[Some records]
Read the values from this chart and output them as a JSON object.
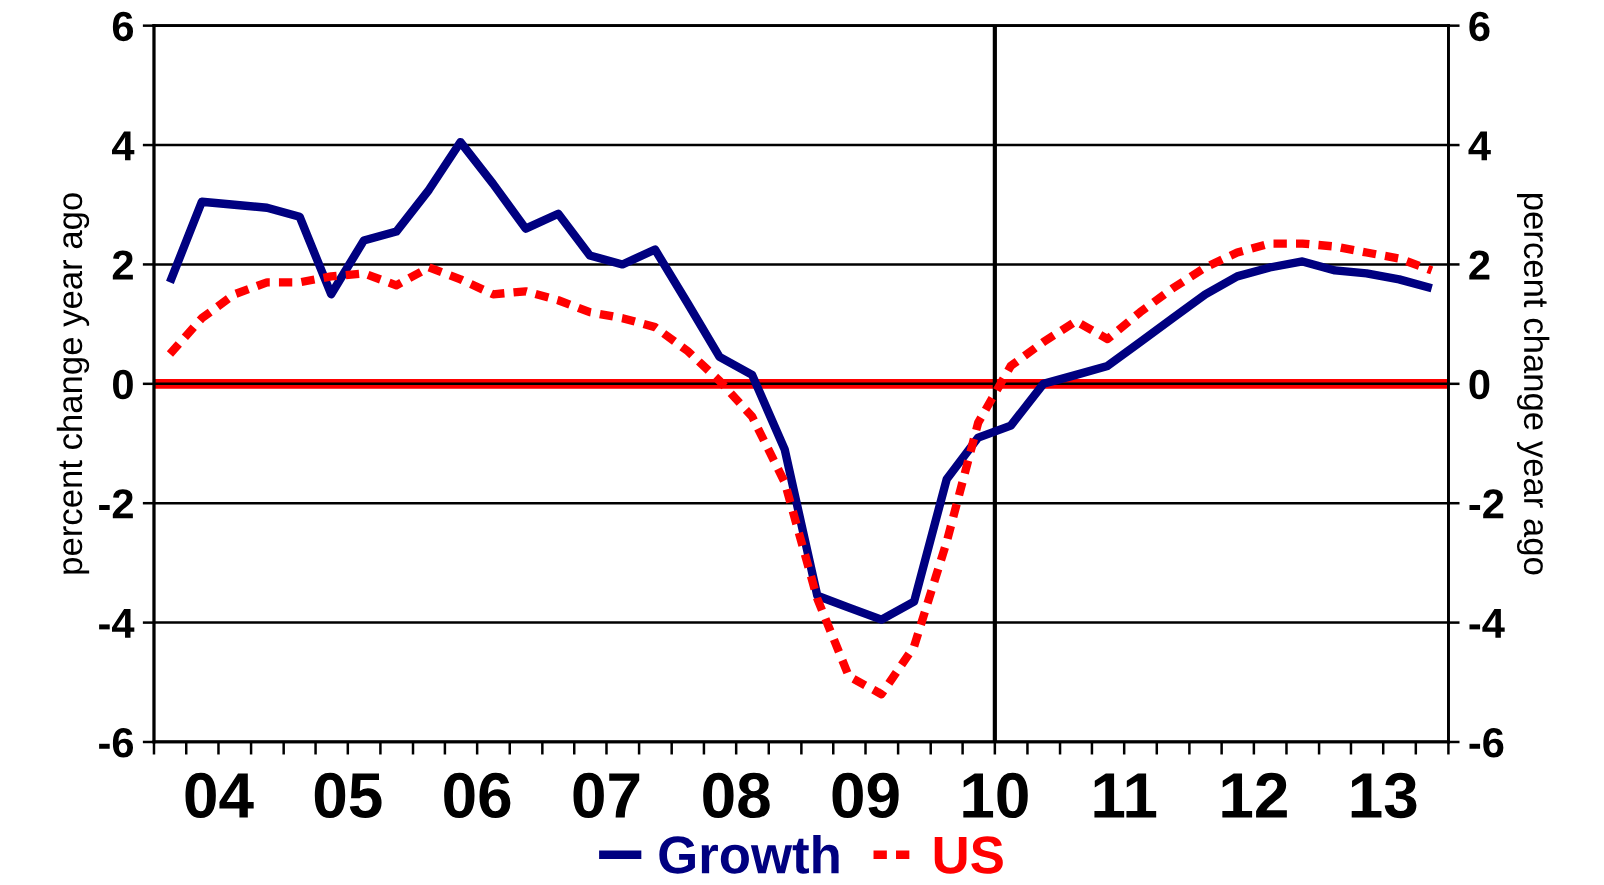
{
  "chart_data": {
    "type": "line",
    "ylabel": "percent change year ago",
    "y2label": "percent change year ago",
    "x": [
      "2004-02-15",
      "2004-05-15",
      "2004-08-15",
      "2004-11-15",
      "2005-02-15",
      "2005-05-15",
      "2005-08-15",
      "2005-11-15",
      "2006-02-15",
      "2006-05-15",
      "2006-08-15",
      "2006-11-15",
      "2007-02-15",
      "2007-05-15",
      "2007-08-15",
      "2007-11-15",
      "2008-02-15",
      "2008-05-15",
      "2008-08-15",
      "2008-11-15",
      "2009-02-15",
      "2009-05-15",
      "2009-08-15",
      "2009-11-15",
      "2010-02-15",
      "2010-05-15",
      "2010-08-15",
      "2010-11-15",
      "2011-02-15",
      "2011-05-15",
      "2011-08-15",
      "2011-11-15",
      "2012-02-15",
      "2012-05-15",
      "2012-08-15",
      "2012-11-15",
      "2013-02-15",
      "2013-05-15",
      "2013-08-15",
      "2013-11-15"
    ],
    "series": [
      {
        "name": "Growth",
        "color": "#000080",
        "line_style": "solid",
        "values": [
          1.7,
          3.05,
          3.0,
          2.95,
          2.8,
          1.5,
          2.4,
          2.55,
          3.25,
          4.05,
          3.35,
          2.6,
          2.85,
          2.15,
          2.0,
          2.25,
          1.35,
          0.45,
          0.15,
          -1.1,
          -3.55,
          -3.75,
          -3.95,
          -3.65,
          -1.6,
          -0.9,
          -0.7,
          0.0,
          0.15,
          0.3,
          0.7,
          1.1,
          1.5,
          1.8,
          1.95,
          2.05,
          1.9,
          1.85,
          1.75,
          1.6
        ]
      },
      {
        "name": "US",
        "color": "#ff0000",
        "line_style": "dotted",
        "values": [
          0.5,
          1.1,
          1.5,
          1.7,
          1.7,
          1.8,
          1.85,
          1.65,
          1.95,
          1.75,
          1.5,
          1.55,
          1.4,
          1.2,
          1.1,
          0.95,
          0.55,
          0.05,
          -0.55,
          -1.65,
          -3.6,
          -4.9,
          -5.2,
          -4.4,
          -2.65,
          -0.65,
          0.3,
          0.7,
          1.05,
          0.75,
          1.2,
          1.6,
          1.95,
          2.2,
          2.35,
          2.35,
          2.3,
          2.2,
          2.1,
          1.9
        ]
      }
    ],
    "xlim": [
      "2004-01-01",
      "2014-01-01"
    ],
    "xticks": [
      {
        "value": "2004-01-01",
        "label": null
      },
      {
        "value": "2004-04-01",
        "label": null
      },
      {
        "value": "2004-07-01",
        "label": "04"
      },
      {
        "value": "2004-10-01",
        "label": null
      },
      {
        "value": "2005-01-01",
        "label": null
      },
      {
        "value": "2005-04-01",
        "label": null
      },
      {
        "value": "2005-07-01",
        "label": "05"
      },
      {
        "value": "2005-10-01",
        "label": null
      },
      {
        "value": "2006-01-01",
        "label": null
      },
      {
        "value": "2006-04-01",
        "label": null
      },
      {
        "value": "2006-07-01",
        "label": "06"
      },
      {
        "value": "2006-10-01",
        "label": null
      },
      {
        "value": "2007-01-01",
        "label": null
      },
      {
        "value": "2007-04-01",
        "label": null
      },
      {
        "value": "2007-07-01",
        "label": "07"
      },
      {
        "value": "2007-10-01",
        "label": null
      },
      {
        "value": "2008-01-01",
        "label": null
      },
      {
        "value": "2008-04-01",
        "label": null
      },
      {
        "value": "2008-07-01",
        "label": "08"
      },
      {
        "value": "2008-10-01",
        "label": null
      },
      {
        "value": "2009-01-01",
        "label": null
      },
      {
        "value": "2009-04-01",
        "label": null
      },
      {
        "value": "2009-07-01",
        "label": "09"
      },
      {
        "value": "2009-10-01",
        "label": null
      },
      {
        "value": "2010-01-01",
        "label": null
      },
      {
        "value": "2010-04-01",
        "label": null
      },
      {
        "value": "2010-07-01",
        "label": "10"
      },
      {
        "value": "2010-10-01",
        "label": null
      },
      {
        "value": "2011-01-01",
        "label": null
      },
      {
        "value": "2011-04-01",
        "label": null
      },
      {
        "value": "2011-07-01",
        "label": "11"
      },
      {
        "value": "2011-10-01",
        "label": null
      },
      {
        "value": "2012-01-01",
        "label": null
      },
      {
        "value": "2012-04-01",
        "label": null
      },
      {
        "value": "2012-07-01",
        "label": "12"
      },
      {
        "value": "2012-10-01",
        "label": null
      },
      {
        "value": "2013-01-01",
        "label": null
      },
      {
        "value": "2013-04-01",
        "label": null
      },
      {
        "value": "2013-07-01",
        "label": "13"
      },
      {
        "value": "2013-10-01",
        "label": null
      },
      {
        "value": "2014-01-01",
        "label": null
      }
    ],
    "ylim": [
      -6,
      6
    ],
    "yticks": [
      -6,
      -4,
      -2,
      0,
      2,
      4,
      6
    ],
    "y2lim": [
      -6,
      6
    ],
    "y2ticks": [
      -6,
      -4,
      -2,
      0,
      2,
      4,
      6
    ],
    "ref_lines": [
      {
        "axis": "y",
        "value": 0,
        "color": "#ff0000"
      },
      {
        "axis": "x",
        "value": "2010-07-01",
        "color": "#000000"
      }
    ],
    "grid": "y",
    "legend": "bottom"
  }
}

■ WHAT IS EXPECTED ■
Copy the material shown above in full and exactly. Skip the pictures.

■ RESPONSE BELOW ■
Read the values from this chart and output them as a JSON object.
{
  "chart_data": {
    "type": "line",
    "ylabel": "percent change year ago",
    "y2label": "percent change year ago",
    "x": [
      "2004-02-15",
      "2004-05-15",
      "2004-08-15",
      "2004-11-15",
      "2005-02-15",
      "2005-05-15",
      "2005-08-15",
      "2005-11-15",
      "2006-02-15",
      "2006-05-15",
      "2006-08-15",
      "2006-11-15",
      "2007-02-15",
      "2007-05-15",
      "2007-08-15",
      "2007-11-15",
      "2008-02-15",
      "2008-05-15",
      "2008-08-15",
      "2008-11-15",
      "2009-02-15",
      "2009-05-15",
      "2009-08-15",
      "2009-11-15",
      "2010-02-15",
      "2010-05-15",
      "2010-08-15",
      "2010-11-15",
      "2011-02-15",
      "2011-05-15",
      "2011-08-15",
      "2011-11-15",
      "2012-02-15",
      "2012-05-15",
      "2012-08-15",
      "2012-11-15",
      "2013-02-15",
      "2013-05-15",
      "2013-08-15",
      "2013-11-15"
    ],
    "series": [
      {
        "name": "Growth",
        "color": "#000080",
        "line_style": "solid",
        "values": [
          1.7,
          3.05,
          3.0,
          2.95,
          2.8,
          1.5,
          2.4,
          2.55,
          3.25,
          4.05,
          3.35,
          2.6,
          2.85,
          2.15,
          2.0,
          2.25,
          1.35,
          0.45,
          0.15,
          -1.1,
          -3.55,
          -3.75,
          -3.95,
          -3.65,
          -1.6,
          -0.9,
          -0.7,
          0.0,
          0.15,
          0.3,
          0.7,
          1.1,
          1.5,
          1.8,
          1.95,
          2.05,
          1.9,
          1.85,
          1.75,
          1.6
        ]
      },
      {
        "name": "US",
        "color": "#ff0000",
        "line_style": "dotted",
        "values": [
          0.5,
          1.1,
          1.5,
          1.7,
          1.7,
          1.8,
          1.85,
          1.65,
          1.95,
          1.75,
          1.5,
          1.55,
          1.4,
          1.2,
          1.1,
          0.95,
          0.55,
          0.05,
          -0.55,
          -1.65,
          -3.6,
          -4.9,
          -5.2,
          -4.4,
          -2.65,
          -0.65,
          0.3,
          0.7,
          1.05,
          0.75,
          1.2,
          1.6,
          1.95,
          2.2,
          2.35,
          2.35,
          2.3,
          2.2,
          2.1,
          1.9
        ]
      }
    ],
    "xlim": [
      "2004-01-01",
      "2014-01-01"
    ],
    "xticks": [
      {
        "value": "2004-01-01",
        "label": null
      },
      {
        "value": "2004-04-01",
        "label": null
      },
      {
        "value": "2004-07-01",
        "label": "04"
      },
      {
        "value": "2004-10-01",
        "label": null
      },
      {
        "value": "2005-01-01",
        "label": null
      },
      {
        "value": "2005-04-01",
        "label": null
      },
      {
        "value": "2005-07-01",
        "label": "05"
      },
      {
        "value": "2005-10-01",
        "label": null
      },
      {
        "value": "2006-01-01",
        "label": null
      },
      {
        "value": "2006-04-01",
        "label": null
      },
      {
        "value": "2006-07-01",
        "label": "06"
      },
      {
        "value": "2006-10-01",
        "label": null
      },
      {
        "value": "2007-01-01",
        "label": null
      },
      {
        "value": "2007-04-01",
        "label": null
      },
      {
        "value": "2007-07-01",
        "label": "07"
      },
      {
        "value": "2007-10-01",
        "label": null
      },
      {
        "value": "2008-01-01",
        "label": null
      },
      {
        "value": "2008-04-01",
        "label": null
      },
      {
        "value": "2008-07-01",
        "label": "08"
      },
      {
        "value": "2008-10-01",
        "label": null
      },
      {
        "value": "2009-01-01",
        "label": null
      },
      {
        "value": "2009-04-01",
        "label": null
      },
      {
        "value": "2009-07-01",
        "label": "09"
      },
      {
        "value": "2009-10-01",
        "label": null
      },
      {
        "value": "2010-01-01",
        "label": null
      },
      {
        "value": "2010-04-01",
        "label": null
      },
      {
        "value": "2010-07-01",
        "label": "10"
      },
      {
        "value": "2010-10-01",
        "label": null
      },
      {
        "value": "2011-01-01",
        "label": null
      },
      {
        "value": "2011-04-01",
        "label": null
      },
      {
        "value": "2011-07-01",
        "label": "11"
      },
      {
        "value": "2011-10-01",
        "label": null
      },
      {
        "value": "2012-01-01",
        "label": null
      },
      {
        "value": "2012-04-01",
        "label": null
      },
      {
        "value": "2012-07-01",
        "label": "12"
      },
      {
        "value": "2012-10-01",
        "label": null
      },
      {
        "value": "2013-01-01",
        "label": null
      },
      {
        "value": "2013-04-01",
        "label": null
      },
      {
        "value": "2013-07-01",
        "label": "13"
      },
      {
        "value": "2013-10-01",
        "label": null
      },
      {
        "value": "2014-01-01",
        "label": null
      }
    ],
    "ylim": [
      -6,
      6
    ],
    "yticks": [
      -6,
      -4,
      -2,
      0,
      2,
      4,
      6
    ],
    "y2lim": [
      -6,
      6
    ],
    "y2ticks": [
      -6,
      -4,
      -2,
      0,
      2,
      4,
      6
    ],
    "ref_lines": [
      {
        "axis": "y",
        "value": 0,
        "color": "#ff0000"
      },
      {
        "axis": "x",
        "value": "2010-07-01",
        "color": "#000000"
      }
    ],
    "grid": "y",
    "legend": "bottom"
  }
}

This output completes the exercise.